╭─ DATA PROVIDED

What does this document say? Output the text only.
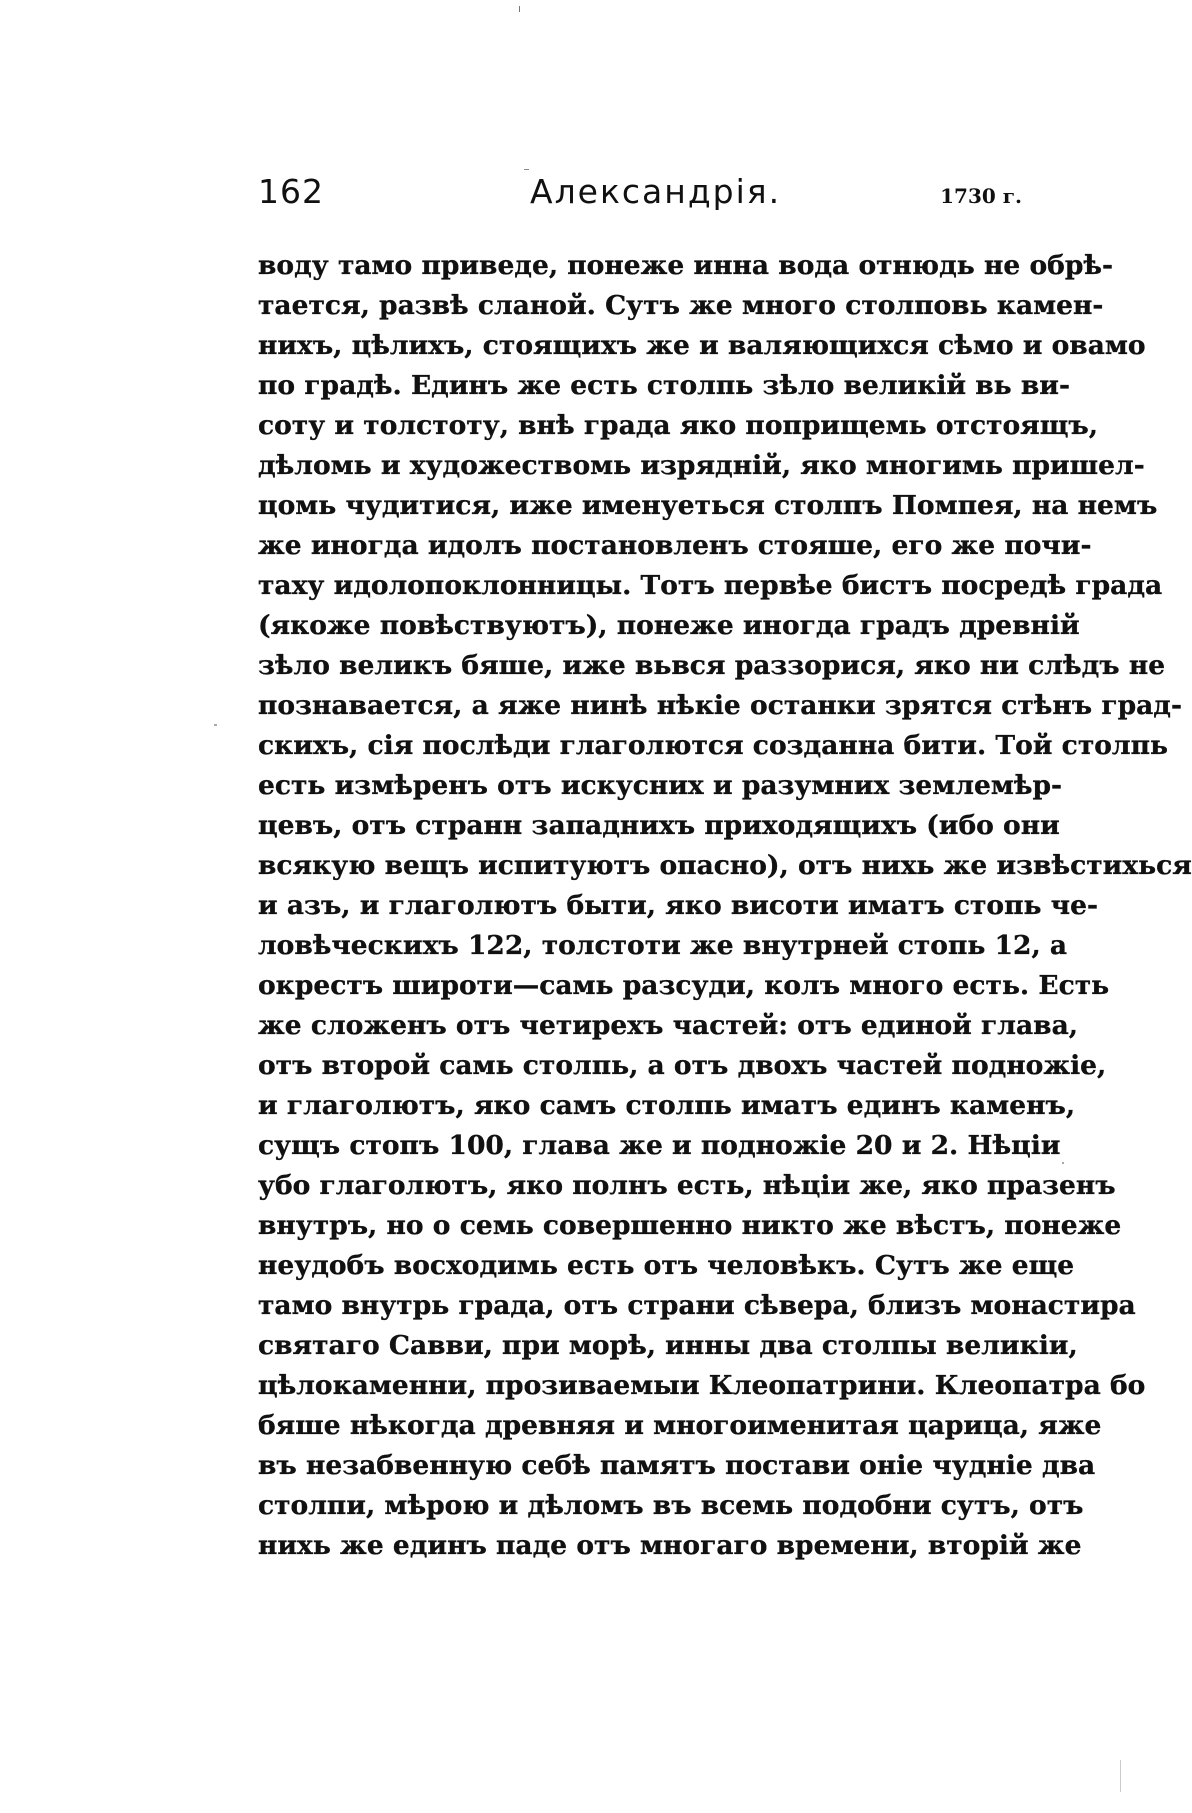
162	Александрія.	1730 г.
воду тамо приведе, понеже инна вода отнюдь не обрѣ-
тается, развѣ сланой. Сутъ же много столповь камен-
нихъ, цѣлихъ, стоящихъ же и валяющихся сѣмо и овамо
по градѣ. Единъ же есть столпь зѣло великій вь ви-
соту и толстоту, внѣ града яко поприщемь отстоящъ,
дѣломь и художествомь изрядній, яко многимь пришел-
цомь чудитися, иже именуеться столпъ Помпея, на немъ
же иногда идолъ постановленъ стояше, его же почи-
таху идолопоклонницы. Тотъ первѣе бистъ посредѣ града
(якоже повѣствуютъ), понеже иногда градъ древній
зѣло великъ бяше, иже вьвся раззорися, яко ни слѣдъ не
познавается, а яже нинѣ нѣкіе останки зрятся стѣнъ град-
скихъ, сія послѣди глаголются созданна бити. Той столпь
есть измѣренъ отъ искусних и разумних землемѣр-
цевъ, отъ странн западнихъ приходящихъ (ибо они
всякую вещъ испитуютъ опасно), отъ нихь же извѣстихься
и азъ, и глаголютъ быти, яко висоти иматъ стопь че-
ловѣческихъ 122, толстоти же внутрней стопь 12, а
окрестъ широти—самь разсуди, колъ много есть. Есть
же сложенъ отъ четирехъ частей: отъ единой глава,
отъ второй самь столпь, а отъ двохъ частей подножіе,
и глаголютъ, яко самъ столпь иматъ единъ каменъ,
сущъ стопъ 100, глава же и подножіе 20 и 2. Нѣціи
убо глаголютъ, яко полнъ есть, нѣціи же, яко празенъ
внутръ, но о семь совершенно никто же вѣстъ, понеже
неудобъ восходимь есть отъ человѣкъ. Сутъ же еще
тамо внутрь града, отъ страни сѣвера, близъ монастира
святаго Савви, при морѣ, инны два столпы великіи,
цѣлокаменни, прозиваемыи Клеопатрини. Клеопатра бо
бяше нѣкогда древняя и многоименитая царица, яже
въ незабвенную себѣ памятъ постави оніе чудніе два
столпи, мѣрою и дѣломъ въ всемь подобни сутъ, отъ
нихь же единъ паде отъ многаго времени, вторій же
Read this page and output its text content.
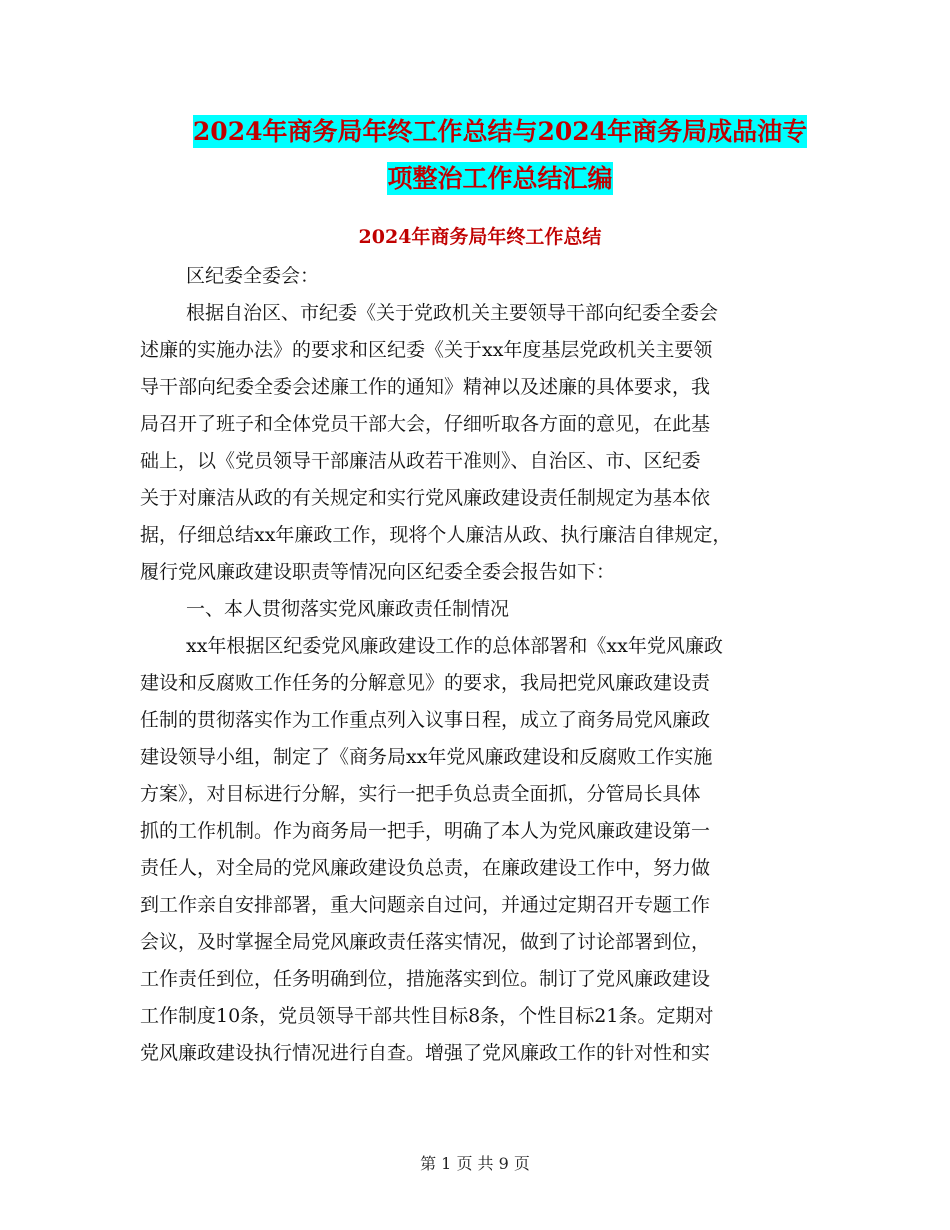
2024年商务局年终工作总结与2024年商务局成品油专
项整治工作总结汇编
2024年商务局年终工作总结
区纪委全委会：
根据自治区、市纪委《关于党政机关主要领导干部向纪委全委会
述廉的实施办法》的要求和区纪委《关于xx年度基层党政机关主要领
导干部向纪委全委会述廉工作的通知》精神以及述廉的具体要求，我
局召开了班子和全体党员干部大会，仔细听取各方面的意见，在此基
础上，以《党员领导干部廉洁从政若干准则》、自治区、市、区纪委
关于对廉洁从政的有关规定和实行党风廉政建设责任制规定为基本依
据，仔细总结xx年廉政工作，现将个人廉洁从政、执行廉洁自律规定，
履行党风廉政建设职责等情况向区纪委全委会报告如下：
一、本人贯彻落实党风廉政责任制情况
xx年根据区纪委党风廉政建设工作的总体部署和《xx年党风廉政
建设和反腐败工作任务的分解意见》的要求，我局把党风廉政建设责
任制的贯彻落实作为工作重点列入议事日程，成立了商务局党风廉政
建设领导小组，制定了《商务局xx年党风廉政建设和反腐败工作实施
方案》，对目标进行分解，实行一把手负总责全面抓，分管局长具体
抓的工作机制。作为商务局一把手，明确了本人为党风廉政建设第一
责任人，对全局的党风廉政建设负总责，在廉政建设工作中，努力做
到工作亲自安排部署，重大问题亲自过问，并通过定期召开专题工作
会议，及时掌握全局党风廉政责任落实情况，做到了讨论部署到位，
工作责任到位，任务明确到位，措施落实到位。制订了党风廉政建设
工作制度10条，党员领导干部共性目标8条，个性目标21条。定期对
党风廉政建设执行情况进行自查。增强了党风廉政工作的针对性和实
第 1 页 共 9 页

╰─

EXERCISE DESCRIPTION
Every line above should be repeated exactly; pictures stay out of the copy.

CORRECT RESULT
What does this document say? Output the text only.
162	Александрія.	1730 г.
воду тамо приведе, понеже инна вода отнюдь не обрѣ-
тается, развѣ сланой. Сутъ же много столповь камен-
нихъ, цѣлихъ, стоящихъ же и валяющихся сѣмо и овамо
по градѣ. Единъ же есть столпь зѣло великій вь ви-
соту и толстоту, внѣ града яко поприщемь отстоящъ,
дѣломь и художествомь изрядній, яко многимь пришел-
цомь чудитися, иже именуеться столпъ Помпея, на немъ
же иногда идолъ постановленъ стояше, его же почи-
таху идолопоклонницы. Тотъ первѣе бистъ посредѣ града
(якоже повѣствуютъ), понеже иногда градъ древній
зѣло великъ бяше, иже вьвся раззорися, яко ни слѣдъ не
познавается, а яже нинѣ нѣкіе останки зрятся стѣнъ град-
скихъ, сія послѣди глаголются созданна бити. Той столпь
есть измѣренъ отъ искусних и разумних землемѣр-
цевъ, отъ странн западнихъ приходящихъ (ибо они
всякую вещъ испитуютъ опасно), отъ нихь же извѣстихься
и азъ, и глаголютъ быти, яко висоти иматъ стопь че-
ловѣческихъ 122, толстоти же внутрней стопь 12, а
окрестъ широти—самь разсуди, колъ много есть. Есть
же сложенъ отъ четирехъ частей: отъ единой глава,
отъ второй самь столпь, а отъ двохъ частей подножіе,
и глаголютъ, яко самъ столпь иматъ единъ каменъ,
сущъ стопъ 100, глава же и подножіе 20 и 2. Нѣціи
убо глаголютъ, яко полнъ есть, нѣціи же, яко празенъ
внутръ, но о семь совершенно никто же вѣстъ, понеже
неудобъ восходимь есть отъ человѣкъ. Сутъ же еще
тамо внутрь града, отъ страни сѣвера, близъ монастира
святаго Савви, при морѣ, инны два столпы великіи,
цѣлокаменни, прозиваемыи Клеопатрини. Клеопатра бо
бяше нѣкогда древняя и многоименитая царица, яже
въ незабвенную себѣ памятъ постави оніе чудніе два
столпи, мѣрою и дѣломъ въ всемь подобни сутъ, отъ
нихь же единъ паде отъ многаго времени, вторій же
Read this page and output its text content.
2024年商务局年终工作总结与2024年商务局成品油专
项整治工作总结汇编
2024年商务局年终工作总结
区纪委全委会：
根据自治区、市纪委《关于党政机关主要领导干部向纪委全委会
述廉的实施办法》的要求和区纪委《关于xx年度基层党政机关主要领
导干部向纪委全委会述廉工作的通知》精神以及述廉的具体要求，我
局召开了班子和全体党员干部大会，仔细听取各方面的意见，在此基
础上，以《党员领导干部廉洁从政若干准则》、自治区、市、区纪委
关于对廉洁从政的有关规定和实行党风廉政建设责任制规定为基本依
据，仔细总结xx年廉政工作，现将个人廉洁从政、执行廉洁自律规定，
履行党风廉政建设职责等情况向区纪委全委会报告如下：
一、本人贯彻落实党风廉政责任制情况
xx年根据区纪委党风廉政建设工作的总体部署和《xx年党风廉政
建设和反腐败工作任务的分解意见》的要求，我局把党风廉政建设责
任制的贯彻落实作为工作重点列入议事日程，成立了商务局党风廉政
建设领导小组，制定了《商务局xx年党风廉政建设和反腐败工作实施
方案》，对目标进行分解，实行一把手负总责全面抓，分管局长具体
抓的工作机制。作为商务局一把手，明确了本人为党风廉政建设第一
责任人，对全局的党风廉政建设负总责，在廉政建设工作中，努力做
到工作亲自安排部署，重大问题亲自过问，并通过定期召开专题工作
会议，及时掌握全局党风廉政责任落实情况，做到了讨论部署到位，
工作责任到位，任务明确到位，措施落实到位。制订了党风廉政建设
工作制度10条，党员领导干部共性目标8条，个性目标21条。定期对
党风廉政建设执行情况进行自查。增强了党风廉政工作的针对性和实
第 1 页 共 9 页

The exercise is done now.